_Task description:_ Output an exact reproduction of the data.

Rows from a dataset:
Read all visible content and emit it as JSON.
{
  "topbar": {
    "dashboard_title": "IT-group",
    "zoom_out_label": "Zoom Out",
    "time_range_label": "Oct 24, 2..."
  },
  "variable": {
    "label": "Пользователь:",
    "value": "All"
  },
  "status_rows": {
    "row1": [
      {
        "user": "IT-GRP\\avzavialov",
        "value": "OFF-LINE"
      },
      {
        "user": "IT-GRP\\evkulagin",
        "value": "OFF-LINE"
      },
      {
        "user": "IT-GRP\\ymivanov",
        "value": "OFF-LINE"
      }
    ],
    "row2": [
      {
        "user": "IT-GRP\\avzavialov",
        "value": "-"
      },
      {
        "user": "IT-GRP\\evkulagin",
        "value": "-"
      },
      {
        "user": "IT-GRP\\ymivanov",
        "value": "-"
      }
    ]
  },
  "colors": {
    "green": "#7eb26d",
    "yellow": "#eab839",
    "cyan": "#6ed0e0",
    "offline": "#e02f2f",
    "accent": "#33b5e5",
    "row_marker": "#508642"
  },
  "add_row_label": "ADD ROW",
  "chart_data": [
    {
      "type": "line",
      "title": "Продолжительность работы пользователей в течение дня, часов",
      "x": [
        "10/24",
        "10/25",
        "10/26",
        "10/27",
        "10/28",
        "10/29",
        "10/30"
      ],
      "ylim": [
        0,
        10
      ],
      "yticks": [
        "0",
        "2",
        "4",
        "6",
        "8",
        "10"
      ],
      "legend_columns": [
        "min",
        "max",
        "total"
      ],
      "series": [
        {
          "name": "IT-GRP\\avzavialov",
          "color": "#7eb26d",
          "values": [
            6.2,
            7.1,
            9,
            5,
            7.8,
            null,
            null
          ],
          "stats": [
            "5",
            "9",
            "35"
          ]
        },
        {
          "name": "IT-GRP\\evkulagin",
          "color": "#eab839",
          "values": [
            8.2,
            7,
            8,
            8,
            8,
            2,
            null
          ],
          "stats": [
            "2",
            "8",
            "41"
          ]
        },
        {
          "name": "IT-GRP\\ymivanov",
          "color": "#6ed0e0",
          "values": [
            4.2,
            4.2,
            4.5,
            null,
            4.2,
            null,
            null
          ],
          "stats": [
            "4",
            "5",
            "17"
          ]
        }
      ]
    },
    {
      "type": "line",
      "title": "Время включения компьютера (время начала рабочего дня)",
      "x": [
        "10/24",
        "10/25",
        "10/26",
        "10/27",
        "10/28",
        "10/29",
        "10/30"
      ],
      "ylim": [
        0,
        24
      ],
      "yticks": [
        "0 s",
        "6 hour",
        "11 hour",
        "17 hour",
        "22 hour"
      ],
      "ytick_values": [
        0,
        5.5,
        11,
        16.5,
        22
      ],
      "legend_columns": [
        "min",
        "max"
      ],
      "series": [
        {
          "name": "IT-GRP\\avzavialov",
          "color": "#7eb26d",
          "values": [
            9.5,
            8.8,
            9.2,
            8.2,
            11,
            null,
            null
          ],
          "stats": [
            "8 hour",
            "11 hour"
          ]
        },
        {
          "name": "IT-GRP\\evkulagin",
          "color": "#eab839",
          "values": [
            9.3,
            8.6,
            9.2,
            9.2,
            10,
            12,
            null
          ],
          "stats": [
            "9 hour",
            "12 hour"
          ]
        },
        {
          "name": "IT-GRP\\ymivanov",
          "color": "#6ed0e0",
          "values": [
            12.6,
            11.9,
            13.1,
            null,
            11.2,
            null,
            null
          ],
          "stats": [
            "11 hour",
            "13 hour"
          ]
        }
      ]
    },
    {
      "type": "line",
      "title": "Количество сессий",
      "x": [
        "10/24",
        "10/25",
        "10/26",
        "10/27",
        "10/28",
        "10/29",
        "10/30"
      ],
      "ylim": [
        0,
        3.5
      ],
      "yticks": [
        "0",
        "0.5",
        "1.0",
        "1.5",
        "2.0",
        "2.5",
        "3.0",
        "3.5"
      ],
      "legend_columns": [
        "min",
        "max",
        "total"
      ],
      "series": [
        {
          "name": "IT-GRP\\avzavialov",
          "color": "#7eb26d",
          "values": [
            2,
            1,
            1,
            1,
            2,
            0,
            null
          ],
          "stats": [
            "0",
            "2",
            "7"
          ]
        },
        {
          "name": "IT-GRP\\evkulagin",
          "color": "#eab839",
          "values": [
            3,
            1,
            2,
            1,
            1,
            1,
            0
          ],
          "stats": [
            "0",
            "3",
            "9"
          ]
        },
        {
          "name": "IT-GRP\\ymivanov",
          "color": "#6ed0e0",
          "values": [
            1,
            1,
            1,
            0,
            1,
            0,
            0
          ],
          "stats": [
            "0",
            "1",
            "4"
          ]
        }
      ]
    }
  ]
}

_Solution for this task:_
Read all visible content and emit it as JSON.
{
  "topbar": {
    "dashboard_title": "IT-group",
    "zoom_out_label": "Zoom Out",
    "time_range_label": "Oct 24, 2..."
  },
  "variable": {
    "label": "Пользователь:",
    "value": "All"
  },
  "status_rows": {
    "row1": [
      {
        "user": "IT-GRP\\avzavialov",
        "value": "OFF-LINE"
      },
      {
        "user": "IT-GRP\\evkulagin",
        "value": "OFF-LINE"
      },
      {
        "user": "IT-GRP\\ymivanov",
        "value": "OFF-LINE"
      }
    ],
    "row2": [
      {
        "user": "IT-GRP\\avzavialov",
        "value": "-"
      },
      {
        "user": "IT-GRP\\evkulagin",
        "value": "-"
      },
      {
        "user": "IT-GRP\\ymivanov",
        "value": "-"
      }
    ]
  },
  "colors": {
    "green": "#7eb26d",
    "yellow": "#eab839",
    "cyan": "#6ed0e0",
    "offline": "#e02f2f",
    "accent": "#33b5e5",
    "row_marker": "#508642"
  },
  "add_row_label": "ADD ROW",
  "chart_data": [
    {
      "type": "line",
      "title": "Продолжительность работы пользователей в течение дня, часов",
      "x": [
        "10/24",
        "10/25",
        "10/26",
        "10/27",
        "10/28",
        "10/29",
        "10/30"
      ],
      "ylim": [
        0,
        10
      ],
      "yticks": [
        "0",
        "2",
        "4",
        "6",
        "8",
        "10"
      ],
      "legend_columns": [
        "min",
        "max",
        "total"
      ],
      "series": [
        {
          "name": "IT-GRP\\avzavialov",
          "color": "#7eb26d",
          "values": [
            6.2,
            7.1,
            9,
            5,
            7.8,
            null,
            null
          ],
          "stats": [
            "5",
            "9",
            "35"
          ]
        },
        {
          "name": "IT-GRP\\evkulagin",
          "color": "#eab839",
          "values": [
            8.2,
            7,
            8,
            8,
            8,
            2,
            null
          ],
          "stats": [
            "2",
            "8",
            "41"
          ]
        },
        {
          "name": "IT-GRP\\ymivanov",
          "color": "#6ed0e0",
          "values": [
            4.2,
            4.2,
            4.5,
            null,
            4.2,
            null,
            null
          ],
          "stats": [
            "4",
            "5",
            "17"
          ]
        }
      ]
    },
    {
      "type": "line",
      "title": "Время включения компьютера (время начала рабочего дня)",
      "x": [
        "10/24",
        "10/25",
        "10/26",
        "10/27",
        "10/28",
        "10/29",
        "10/30"
      ],
      "ylim": [
        0,
        24
      ],
      "yticks": [
        "0 s",
        "6 hour",
        "11 hour",
        "17 hour",
        "22 hour"
      ],
      "ytick_values": [
        0,
        5.5,
        11,
        16.5,
        22
      ],
      "legend_columns": [
        "min",
        "max"
      ],
      "series": [
        {
          "name": "IT-GRP\\avzavialov",
          "color": "#7eb26d",
          "values": [
            9.5,
            8.8,
            9.2,
            8.2,
            11,
            null,
            null
          ],
          "stats": [
            "8 hour",
            "11 hour"
          ]
        },
        {
          "name": "IT-GRP\\evkulagin",
          "color": "#eab839",
          "values": [
            9.3,
            8.6,
            9.2,
            9.2,
            10,
            12,
            null
          ],
          "stats": [
            "9 hour",
            "12 hour"
          ]
        },
        {
          "name": "IT-GRP\\ymivanov",
          "color": "#6ed0e0",
          "values": [
            12.6,
            11.9,
            13.1,
            null,
            11.2,
            null,
            null
          ],
          "stats": [
            "11 hour",
            "13 hour"
          ]
        }
      ]
    },
    {
      "type": "line",
      "title": "Количество сессий",
      "x": [
        "10/24",
        "10/25",
        "10/26",
        "10/27",
        "10/28",
        "10/29",
        "10/30"
      ],
      "ylim": [
        0,
        3.5
      ],
      "yticks": [
        "0",
        "0.5",
        "1.0",
        "1.5",
        "2.0",
        "2.5",
        "3.0",
        "3.5"
      ],
      "legend_columns": [
        "min",
        "max",
        "total"
      ],
      "series": [
        {
          "name": "IT-GRP\\avzavialov",
          "color": "#7eb26d",
          "values": [
            2,
            1,
            1,
            1,
            2,
            0,
            null
          ],
          "stats": [
            "0",
            "2",
            "7"
          ]
        },
        {
          "name": "IT-GRP\\evkulagin",
          "color": "#eab839",
          "values": [
            3,
            1,
            2,
            1,
            1,
            1,
            0
          ],
          "stats": [
            "0",
            "3",
            "9"
          ]
        },
        {
          "name": "IT-GRP\\ymivanov",
          "color": "#6ed0e0",
          "values": [
            1,
            1,
            1,
            0,
            1,
            0,
            0
          ],
          "stats": [
            "0",
            "1",
            "4"
          ]
        }
      ]
    }
  ]
}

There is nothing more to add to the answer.